*Do this*. Could you write out every entry exactly as it stands?

*Dataset records*.
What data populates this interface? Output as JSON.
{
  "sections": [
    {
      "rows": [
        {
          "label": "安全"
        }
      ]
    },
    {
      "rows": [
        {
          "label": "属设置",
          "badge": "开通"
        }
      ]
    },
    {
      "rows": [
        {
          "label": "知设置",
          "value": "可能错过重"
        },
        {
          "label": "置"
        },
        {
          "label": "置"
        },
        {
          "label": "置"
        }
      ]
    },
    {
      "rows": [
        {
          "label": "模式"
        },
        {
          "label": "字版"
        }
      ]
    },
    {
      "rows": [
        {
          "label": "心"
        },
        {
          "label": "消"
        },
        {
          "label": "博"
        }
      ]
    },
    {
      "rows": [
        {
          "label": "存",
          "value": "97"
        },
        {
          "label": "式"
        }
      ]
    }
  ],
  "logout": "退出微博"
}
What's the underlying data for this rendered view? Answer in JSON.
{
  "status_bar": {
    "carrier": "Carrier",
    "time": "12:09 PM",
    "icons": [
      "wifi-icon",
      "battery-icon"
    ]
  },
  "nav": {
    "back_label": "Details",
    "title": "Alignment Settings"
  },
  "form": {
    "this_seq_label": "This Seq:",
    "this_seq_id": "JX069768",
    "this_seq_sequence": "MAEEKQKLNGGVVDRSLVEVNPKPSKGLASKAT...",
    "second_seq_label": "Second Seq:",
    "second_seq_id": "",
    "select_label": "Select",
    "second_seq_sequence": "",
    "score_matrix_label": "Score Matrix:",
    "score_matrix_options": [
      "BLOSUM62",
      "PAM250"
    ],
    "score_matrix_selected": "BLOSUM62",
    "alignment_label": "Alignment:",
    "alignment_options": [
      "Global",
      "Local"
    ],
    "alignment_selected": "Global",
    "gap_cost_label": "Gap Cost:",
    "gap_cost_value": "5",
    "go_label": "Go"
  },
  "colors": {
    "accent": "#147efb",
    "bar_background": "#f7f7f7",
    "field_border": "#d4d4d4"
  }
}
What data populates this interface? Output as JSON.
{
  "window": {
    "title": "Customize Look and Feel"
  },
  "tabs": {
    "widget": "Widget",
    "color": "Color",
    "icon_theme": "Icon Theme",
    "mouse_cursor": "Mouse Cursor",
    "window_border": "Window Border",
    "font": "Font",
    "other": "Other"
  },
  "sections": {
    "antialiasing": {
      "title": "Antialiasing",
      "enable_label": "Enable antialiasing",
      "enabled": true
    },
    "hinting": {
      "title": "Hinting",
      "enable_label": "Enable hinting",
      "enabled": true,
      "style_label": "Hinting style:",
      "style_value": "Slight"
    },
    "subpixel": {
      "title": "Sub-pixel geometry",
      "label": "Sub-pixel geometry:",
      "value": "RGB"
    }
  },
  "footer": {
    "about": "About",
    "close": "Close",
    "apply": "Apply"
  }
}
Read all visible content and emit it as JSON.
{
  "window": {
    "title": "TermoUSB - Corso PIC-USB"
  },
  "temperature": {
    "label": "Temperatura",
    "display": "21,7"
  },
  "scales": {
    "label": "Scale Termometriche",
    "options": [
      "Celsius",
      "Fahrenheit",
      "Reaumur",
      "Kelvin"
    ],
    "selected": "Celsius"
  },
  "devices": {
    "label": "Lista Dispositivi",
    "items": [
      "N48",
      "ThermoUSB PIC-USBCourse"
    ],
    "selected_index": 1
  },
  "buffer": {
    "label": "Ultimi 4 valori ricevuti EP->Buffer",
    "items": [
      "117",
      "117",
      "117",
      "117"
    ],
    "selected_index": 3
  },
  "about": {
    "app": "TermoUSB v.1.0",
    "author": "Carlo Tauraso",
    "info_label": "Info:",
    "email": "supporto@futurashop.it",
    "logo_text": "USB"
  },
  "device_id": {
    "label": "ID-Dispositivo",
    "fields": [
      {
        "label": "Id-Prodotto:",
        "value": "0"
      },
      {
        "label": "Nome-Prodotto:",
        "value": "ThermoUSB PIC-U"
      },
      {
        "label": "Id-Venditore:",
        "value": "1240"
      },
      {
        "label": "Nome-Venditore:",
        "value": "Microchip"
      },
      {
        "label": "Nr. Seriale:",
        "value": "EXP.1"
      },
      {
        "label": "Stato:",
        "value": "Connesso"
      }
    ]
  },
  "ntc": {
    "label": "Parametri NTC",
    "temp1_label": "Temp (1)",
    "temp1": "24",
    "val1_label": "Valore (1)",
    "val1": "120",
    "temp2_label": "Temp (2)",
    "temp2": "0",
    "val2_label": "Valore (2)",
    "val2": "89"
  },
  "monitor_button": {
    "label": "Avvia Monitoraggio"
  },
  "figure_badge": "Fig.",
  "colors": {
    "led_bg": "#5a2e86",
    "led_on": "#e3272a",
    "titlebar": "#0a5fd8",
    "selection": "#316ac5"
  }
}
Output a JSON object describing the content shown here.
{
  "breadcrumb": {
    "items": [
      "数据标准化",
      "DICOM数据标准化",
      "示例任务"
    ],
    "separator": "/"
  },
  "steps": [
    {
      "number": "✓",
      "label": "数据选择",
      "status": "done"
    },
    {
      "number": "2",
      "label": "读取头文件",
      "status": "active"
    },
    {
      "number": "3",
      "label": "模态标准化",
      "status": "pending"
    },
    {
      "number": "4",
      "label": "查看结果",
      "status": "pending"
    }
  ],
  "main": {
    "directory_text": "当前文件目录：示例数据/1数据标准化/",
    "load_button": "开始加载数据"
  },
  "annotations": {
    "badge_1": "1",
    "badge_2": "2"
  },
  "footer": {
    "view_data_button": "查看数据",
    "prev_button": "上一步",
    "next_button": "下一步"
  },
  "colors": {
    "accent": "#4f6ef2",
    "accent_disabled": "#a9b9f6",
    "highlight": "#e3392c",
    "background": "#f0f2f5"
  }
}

*Task result*.
What data populates this interface? Output as JSON.
{
  "sections": [
    {
      "rows": [
        {
          "label": "安全"
        }
      ]
    },
    {
      "rows": [
        {
          "label": "属设置",
          "badge": "开通"
        }
      ]
    },
    {
      "rows": [
        {
          "label": "知设置",
          "value": "可能错过重"
        },
        {
          "label": "置"
        },
        {
          "label": "置"
        },
        {
          "label": "置"
        }
      ]
    },
    {
      "rows": [
        {
          "label": "模式"
        },
        {
          "label": "字版"
        }
      ]
    },
    {
      "rows": [
        {
          "label": "心"
        },
        {
          "label": "消"
        },
        {
          "label": "博"
        }
      ]
    },
    {
      "rows": [
        {
          "label": "存",
          "value": "97"
        },
        {
          "label": "式"
        }
      ]
    }
  ],
  "logout": "退出微博"
}
What's the underlying data for this rendered view? Answer in JSON.
{
  "status_bar": {
    "carrier": "Carrier",
    "time": "12:09 PM",
    "icons": [
      "wifi-icon",
      "battery-icon"
    ]
  },
  "nav": {
    "back_label": "Details",
    "title": "Alignment Settings"
  },
  "form": {
    "this_seq_label": "This Seq:",
    "this_seq_id": "JX069768",
    "this_seq_sequence": "MAEEKQKLNGGVVDRSLVEVNPKPSKGLASKAT...",
    "second_seq_label": "Second Seq:",
    "second_seq_id": "",
    "select_label": "Select",
    "second_seq_sequence": "",
    "score_matrix_label": "Score Matrix:",
    "score_matrix_options": [
      "BLOSUM62",
      "PAM250"
    ],
    "score_matrix_selected": "BLOSUM62",
    "alignment_label": "Alignment:",
    "alignment_options": [
      "Global",
      "Local"
    ],
    "alignment_selected": "Global",
    "gap_cost_label": "Gap Cost:",
    "gap_cost_value": "5",
    "go_label": "Go"
  },
  "colors": {
    "accent": "#147efb",
    "bar_background": "#f7f7f7",
    "field_border": "#d4d4d4"
  }
}
What data populates this interface? Output as JSON.
{
  "window": {
    "title": "Customize Look and Feel"
  },
  "tabs": {
    "widget": "Widget",
    "color": "Color",
    "icon_theme": "Icon Theme",
    "mouse_cursor": "Mouse Cursor",
    "window_border": "Window Border",
    "font": "Font",
    "other": "Other"
  },
  "sections": {
    "antialiasing": {
      "title": "Antialiasing",
      "enable_label": "Enable antialiasing",
      "enabled": true
    },
    "hinting": {
      "title": "Hinting",
      "enable_label": "Enable hinting",
      "enabled": true,
      "style_label": "Hinting style:",
      "style_value": "Slight"
    },
    "subpixel": {
      "title": "Sub-pixel geometry",
      "label": "Sub-pixel geometry:",
      "value": "RGB"
    }
  },
  "footer": {
    "about": "About",
    "close": "Close",
    "apply": "Apply"
  }
}
Read all visible content and emit it as JSON.
{
  "window": {
    "title": "TermoUSB - Corso PIC-USB"
  },
  "temperature": {
    "label": "Temperatura",
    "display": "21,7"
  },
  "scales": {
    "label": "Scale Termometriche",
    "options": [
      "Celsius",
      "Fahrenheit",
      "Reaumur",
      "Kelvin"
    ],
    "selected": "Celsius"
  },
  "devices": {
    "label": "Lista Dispositivi",
    "items": [
      "N48",
      "ThermoUSB PIC-USBCourse"
    ],
    "selected_index": 1
  },
  "buffer": {
    "label": "Ultimi 4 valori ricevuti EP->Buffer",
    "items": [
      "117",
      "117",
      "117",
      "117"
    ],
    "selected_index": 3
  },
  "about": {
    "app": "TermoUSB v.1.0",
    "author": "Carlo Tauraso",
    "info_label": "Info:",
    "email": "supporto@futurashop.it",
    "logo_text": "USB"
  },
  "device_id": {
    "label": "ID-Dispositivo",
    "fields": [
      {
        "label": "Id-Prodotto:",
        "value": "0"
      },
      {
        "label": "Nome-Prodotto:",
        "value": "ThermoUSB PIC-U"
      },
      {
        "label": "Id-Venditore:",
        "value": "1240"
      },
      {
        "label": "Nome-Venditore:",
        "value": "Microchip"
      },
      {
        "label": "Nr. Seriale:",
        "value": "EXP.1"
      },
      {
        "label": "Stato:",
        "value": "Connesso"
      }
    ]
  },
  "ntc": {
    "label": "Parametri NTC",
    "temp1_label": "Temp (1)",
    "temp1": "24",
    "val1_label": "Valore (1)",
    "val1": "120",
    "temp2_label": "Temp (2)",
    "temp2": "0",
    "val2_label": "Valore (2)",
    "val2": "89"
  },
  "monitor_button": {
    "label": "Avvia Monitoraggio"
  },
  "figure_badge": "Fig.",
  "colors": {
    "led_bg": "#5a2e86",
    "led_on": "#e3272a",
    "titlebar": "#0a5fd8",
    "selection": "#316ac5"
  }
}
Output a JSON object describing the content shown here.
{
  "breadcrumb": {
    "items": [
      "数据标准化",
      "DICOM数据标准化",
      "示例任务"
    ],
    "separator": "/"
  },
  "steps": [
    {
      "number": "✓",
      "label": "数据选择",
      "status": "done"
    },
    {
      "number": "2",
      "label": "读取头文件",
      "status": "active"
    },
    {
      "number": "3",
      "label": "模态标准化",
      "status": "pending"
    },
    {
      "number": "4",
      "label": "查看结果",
      "status": "pending"
    }
  ],
  "main": {
    "directory_text": "当前文件目录：示例数据/1数据标准化/",
    "load_button": "开始加载数据"
  },
  "annotations": {
    "badge_1": "1",
    "badge_2": "2"
  },
  "footer": {
    "view_data_button": "查看数据",
    "prev_button": "上一步",
    "next_button": "下一步"
  },
  "colors": {
    "accent": "#4f6ef2",
    "accent_disabled": "#a9b9f6",
    "highlight": "#e3392c",
    "background": "#f0f2f5"
  }
}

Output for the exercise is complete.